## Written request:
The records that follow are to be repeated without alteration.

## Begin Records to use

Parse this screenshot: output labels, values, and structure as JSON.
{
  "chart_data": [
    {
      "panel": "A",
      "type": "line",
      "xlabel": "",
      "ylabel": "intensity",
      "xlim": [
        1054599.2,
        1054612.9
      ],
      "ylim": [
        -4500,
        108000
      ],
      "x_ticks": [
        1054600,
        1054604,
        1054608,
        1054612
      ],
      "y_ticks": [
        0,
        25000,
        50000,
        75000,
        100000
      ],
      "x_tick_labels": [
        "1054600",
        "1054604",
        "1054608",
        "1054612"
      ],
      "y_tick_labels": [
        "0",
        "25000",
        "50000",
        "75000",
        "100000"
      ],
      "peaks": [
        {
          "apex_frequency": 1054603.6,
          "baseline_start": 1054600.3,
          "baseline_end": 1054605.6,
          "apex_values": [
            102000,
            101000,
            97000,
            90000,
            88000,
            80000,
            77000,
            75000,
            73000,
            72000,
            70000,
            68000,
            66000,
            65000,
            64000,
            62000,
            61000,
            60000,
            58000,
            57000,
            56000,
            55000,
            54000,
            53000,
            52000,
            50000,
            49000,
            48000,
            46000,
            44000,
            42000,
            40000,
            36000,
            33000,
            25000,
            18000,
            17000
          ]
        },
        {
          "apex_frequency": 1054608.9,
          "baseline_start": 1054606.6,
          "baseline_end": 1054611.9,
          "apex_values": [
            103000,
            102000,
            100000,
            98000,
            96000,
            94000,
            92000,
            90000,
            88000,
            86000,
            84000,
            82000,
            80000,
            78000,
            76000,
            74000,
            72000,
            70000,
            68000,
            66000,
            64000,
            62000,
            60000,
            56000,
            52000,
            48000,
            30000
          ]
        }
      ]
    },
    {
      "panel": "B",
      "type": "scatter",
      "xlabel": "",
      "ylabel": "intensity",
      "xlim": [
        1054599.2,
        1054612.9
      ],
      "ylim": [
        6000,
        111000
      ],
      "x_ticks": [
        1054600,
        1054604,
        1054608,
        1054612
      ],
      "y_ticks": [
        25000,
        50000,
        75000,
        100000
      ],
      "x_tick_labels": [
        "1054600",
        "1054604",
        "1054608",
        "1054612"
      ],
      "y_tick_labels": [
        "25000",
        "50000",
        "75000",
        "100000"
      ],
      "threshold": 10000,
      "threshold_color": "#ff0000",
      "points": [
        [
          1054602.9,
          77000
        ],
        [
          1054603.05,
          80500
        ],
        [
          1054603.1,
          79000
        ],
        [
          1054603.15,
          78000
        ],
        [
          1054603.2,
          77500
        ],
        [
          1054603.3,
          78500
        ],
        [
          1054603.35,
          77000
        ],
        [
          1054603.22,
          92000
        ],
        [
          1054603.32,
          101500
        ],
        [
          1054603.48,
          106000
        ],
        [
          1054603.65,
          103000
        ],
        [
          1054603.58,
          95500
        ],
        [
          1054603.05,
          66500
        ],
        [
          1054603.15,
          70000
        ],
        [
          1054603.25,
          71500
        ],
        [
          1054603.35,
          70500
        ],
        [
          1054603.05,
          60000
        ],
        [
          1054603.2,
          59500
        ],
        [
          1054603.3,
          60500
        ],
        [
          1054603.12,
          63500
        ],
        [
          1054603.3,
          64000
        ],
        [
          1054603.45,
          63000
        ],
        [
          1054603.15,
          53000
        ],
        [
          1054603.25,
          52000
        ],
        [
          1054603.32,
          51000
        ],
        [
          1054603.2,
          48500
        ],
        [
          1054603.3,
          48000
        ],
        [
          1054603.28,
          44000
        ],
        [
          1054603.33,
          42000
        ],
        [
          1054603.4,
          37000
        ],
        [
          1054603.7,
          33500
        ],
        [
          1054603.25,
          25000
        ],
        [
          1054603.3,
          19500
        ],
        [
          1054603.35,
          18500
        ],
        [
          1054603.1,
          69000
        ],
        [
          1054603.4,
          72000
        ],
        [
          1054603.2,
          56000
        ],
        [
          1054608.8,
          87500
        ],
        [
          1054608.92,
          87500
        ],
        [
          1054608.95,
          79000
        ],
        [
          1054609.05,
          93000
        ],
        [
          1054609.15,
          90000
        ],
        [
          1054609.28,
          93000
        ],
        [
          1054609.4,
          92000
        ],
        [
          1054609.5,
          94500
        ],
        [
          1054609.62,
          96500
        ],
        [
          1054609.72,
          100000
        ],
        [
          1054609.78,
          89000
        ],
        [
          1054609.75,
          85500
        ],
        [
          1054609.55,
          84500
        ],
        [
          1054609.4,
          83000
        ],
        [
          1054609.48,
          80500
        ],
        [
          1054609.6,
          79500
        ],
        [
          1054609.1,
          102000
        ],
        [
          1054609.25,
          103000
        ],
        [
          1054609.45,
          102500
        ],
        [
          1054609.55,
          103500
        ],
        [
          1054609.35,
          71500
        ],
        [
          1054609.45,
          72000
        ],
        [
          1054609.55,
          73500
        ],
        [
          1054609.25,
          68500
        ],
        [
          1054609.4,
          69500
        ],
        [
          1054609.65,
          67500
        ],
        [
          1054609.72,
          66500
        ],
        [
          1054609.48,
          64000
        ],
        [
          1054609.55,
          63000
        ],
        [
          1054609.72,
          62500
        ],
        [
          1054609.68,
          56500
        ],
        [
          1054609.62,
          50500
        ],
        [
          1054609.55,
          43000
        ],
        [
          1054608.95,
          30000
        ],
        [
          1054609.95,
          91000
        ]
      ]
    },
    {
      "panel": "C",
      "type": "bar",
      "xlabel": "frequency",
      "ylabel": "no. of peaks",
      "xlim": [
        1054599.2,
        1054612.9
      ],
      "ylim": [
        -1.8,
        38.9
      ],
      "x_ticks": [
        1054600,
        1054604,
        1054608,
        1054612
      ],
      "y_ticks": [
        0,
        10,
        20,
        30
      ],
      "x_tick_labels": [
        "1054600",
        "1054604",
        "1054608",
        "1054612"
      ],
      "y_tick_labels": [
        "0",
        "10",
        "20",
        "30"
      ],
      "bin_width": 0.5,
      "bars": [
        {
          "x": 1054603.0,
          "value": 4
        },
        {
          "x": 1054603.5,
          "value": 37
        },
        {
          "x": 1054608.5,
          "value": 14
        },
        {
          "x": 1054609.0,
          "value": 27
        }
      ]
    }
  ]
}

## End Records to use

## Final result:
Parse this screenshot: output labels, values, and structure as JSON.
{
  "chart_data": [
    {
      "panel": "A",
      "type": "line",
      "xlabel": "",
      "ylabel": "intensity",
      "xlim": [
        1054599.2,
        1054612.9
      ],
      "ylim": [
        -4500,
        108000
      ],
      "x_ticks": [
        1054600,
        1054604,
        1054608,
        1054612
      ],
      "y_ticks": [
        0,
        25000,
        50000,
        75000,
        100000
      ],
      "x_tick_labels": [
        "1054600",
        "1054604",
        "1054608",
        "1054612"
      ],
      "y_tick_labels": [
        "0",
        "25000",
        "50000",
        "75000",
        "100000"
      ],
      "peaks": [
        {
          "apex_frequency": 1054603.6,
          "baseline_start": 1054600.3,
          "baseline_end": 1054605.6,
          "apex_values": [
            102000,
            101000,
            97000,
            90000,
            88000,
            80000,
            77000,
            75000,
            73000,
            72000,
            70000,
            68000,
            66000,
            65000,
            64000,
            62000,
            61000,
            60000,
            58000,
            57000,
            56000,
            55000,
            54000,
            53000,
            52000,
            50000,
            49000,
            48000,
            46000,
            44000,
            42000,
            40000,
            36000,
            33000,
            25000,
            18000,
            17000
          ]
        },
        {
          "apex_frequency": 1054608.9,
          "baseline_start": 1054606.6,
          "baseline_end": 1054611.9,
          "apex_values": [
            103000,
            102000,
            100000,
            98000,
            96000,
            94000,
            92000,
            90000,
            88000,
            86000,
            84000,
            82000,
            80000,
            78000,
            76000,
            74000,
            72000,
            70000,
            68000,
            66000,
            64000,
            62000,
            60000,
            56000,
            52000,
            48000,
            30000
          ]
        }
      ]
    },
    {
      "panel": "B",
      "type": "scatter",
      "xlabel": "",
      "ylabel": "intensity",
      "xlim": [
        1054599.2,
        1054612.9
      ],
      "ylim": [
        6000,
        111000
      ],
      "x_ticks": [
        1054600,
        1054604,
        1054608,
        1054612
      ],
      "y_ticks": [
        25000,
        50000,
        75000,
        100000
      ],
      "x_tick_labels": [
        "1054600",
        "1054604",
        "1054608",
        "1054612"
      ],
      "y_tick_labels": [
        "25000",
        "50000",
        "75000",
        "100000"
      ],
      "threshold": 10000,
      "threshold_color": "#ff0000",
      "points": [
        [
          1054602.9,
          77000
        ],
        [
          1054603.05,
          80500
        ],
        [
          1054603.1,
          79000
        ],
        [
          1054603.15,
          78000
        ],
        [
          1054603.2,
          77500
        ],
        [
          1054603.3,
          78500
        ],
        [
          1054603.35,
          77000
        ],
        [
          1054603.22,
          92000
        ],
        [
          1054603.32,
          101500
        ],
        [
          1054603.48,
          106000
        ],
        [
          1054603.65,
          103000
        ],
        [
          1054603.58,
          95500
        ],
        [
          1054603.05,
          66500
        ],
        [
          1054603.15,
          70000
        ],
        [
          1054603.25,
          71500
        ],
        [
          1054603.35,
          70500
        ],
        [
          1054603.05,
          60000
        ],
        [
          1054603.2,
          59500
        ],
        [
          1054603.3,
          60500
        ],
        [
          1054603.12,
          63500
        ],
        [
          1054603.3,
          64000
        ],
        [
          1054603.45,
          63000
        ],
        [
          1054603.15,
          53000
        ],
        [
          1054603.25,
          52000
        ],
        [
          1054603.32,
          51000
        ],
        [
          1054603.2,
          48500
        ],
        [
          1054603.3,
          48000
        ],
        [
          1054603.28,
          44000
        ],
        [
          1054603.33,
          42000
        ],
        [
          1054603.4,
          37000
        ],
        [
          1054603.7,
          33500
        ],
        [
          1054603.25,
          25000
        ],
        [
          1054603.3,
          19500
        ],
        [
          1054603.35,
          18500
        ],
        [
          1054603.1,
          69000
        ],
        [
          1054603.4,
          72000
        ],
        [
          1054603.2,
          56000
        ],
        [
          1054608.8,
          87500
        ],
        [
          1054608.92,
          87500
        ],
        [
          1054608.95,
          79000
        ],
        [
          1054609.05,
          93000
        ],
        [
          1054609.15,
          90000
        ],
        [
          1054609.28,
          93000
        ],
        [
          1054609.4,
          92000
        ],
        [
          1054609.5,
          94500
        ],
        [
          1054609.62,
          96500
        ],
        [
          1054609.72,
          100000
        ],
        [
          1054609.78,
          89000
        ],
        [
          1054609.75,
          85500
        ],
        [
          1054609.55,
          84500
        ],
        [
          1054609.4,
          83000
        ],
        [
          1054609.48,
          80500
        ],
        [
          1054609.6,
          79500
        ],
        [
          1054609.1,
          102000
        ],
        [
          1054609.25,
          103000
        ],
        [
          1054609.45,
          102500
        ],
        [
          1054609.55,
          103500
        ],
        [
          1054609.35,
          71500
        ],
        [
          1054609.45,
          72000
        ],
        [
          1054609.55,
          73500
        ],
        [
          1054609.25,
          68500
        ],
        [
          1054609.4,
          69500
        ],
        [
          1054609.65,
          67500
        ],
        [
          1054609.72,
          66500
        ],
        [
          1054609.48,
          64000
        ],
        [
          1054609.55,
          63000
        ],
        [
          1054609.72,
          62500
        ],
        [
          1054609.68,
          56500
        ],
        [
          1054609.62,
          50500
        ],
        [
          1054609.55,
          43000
        ],
        [
          1054608.95,
          30000
        ],
        [
          1054609.95,
          91000
        ]
      ]
    },
    {
      "panel": "C",
      "type": "bar",
      "xlabel": "frequency",
      "ylabel": "no. of peaks",
      "xlim": [
        1054599.2,
        1054612.9
      ],
      "ylim": [
        -1.8,
        38.9
      ],
      "x_ticks": [
        1054600,
        1054604,
        1054608,
        1054612
      ],
      "y_ticks": [
        0,
        10,
        20,
        30
      ],
      "x_tick_labels": [
        "1054600",
        "1054604",
        "1054608",
        "1054612"
      ],
      "y_tick_labels": [
        "0",
        "10",
        "20",
        "30"
      ],
      "bin_width": 0.5,
      "bars": [
        {
          "x": 1054603.0,
          "value": 4
        },
        {
          "x": 1054603.5,
          "value": 37
        },
        {
          "x": 1054608.5,
          "value": 14
        },
        {
          "x": 1054609.0,
          "value": 27
        }
      ]
    }
  ]
}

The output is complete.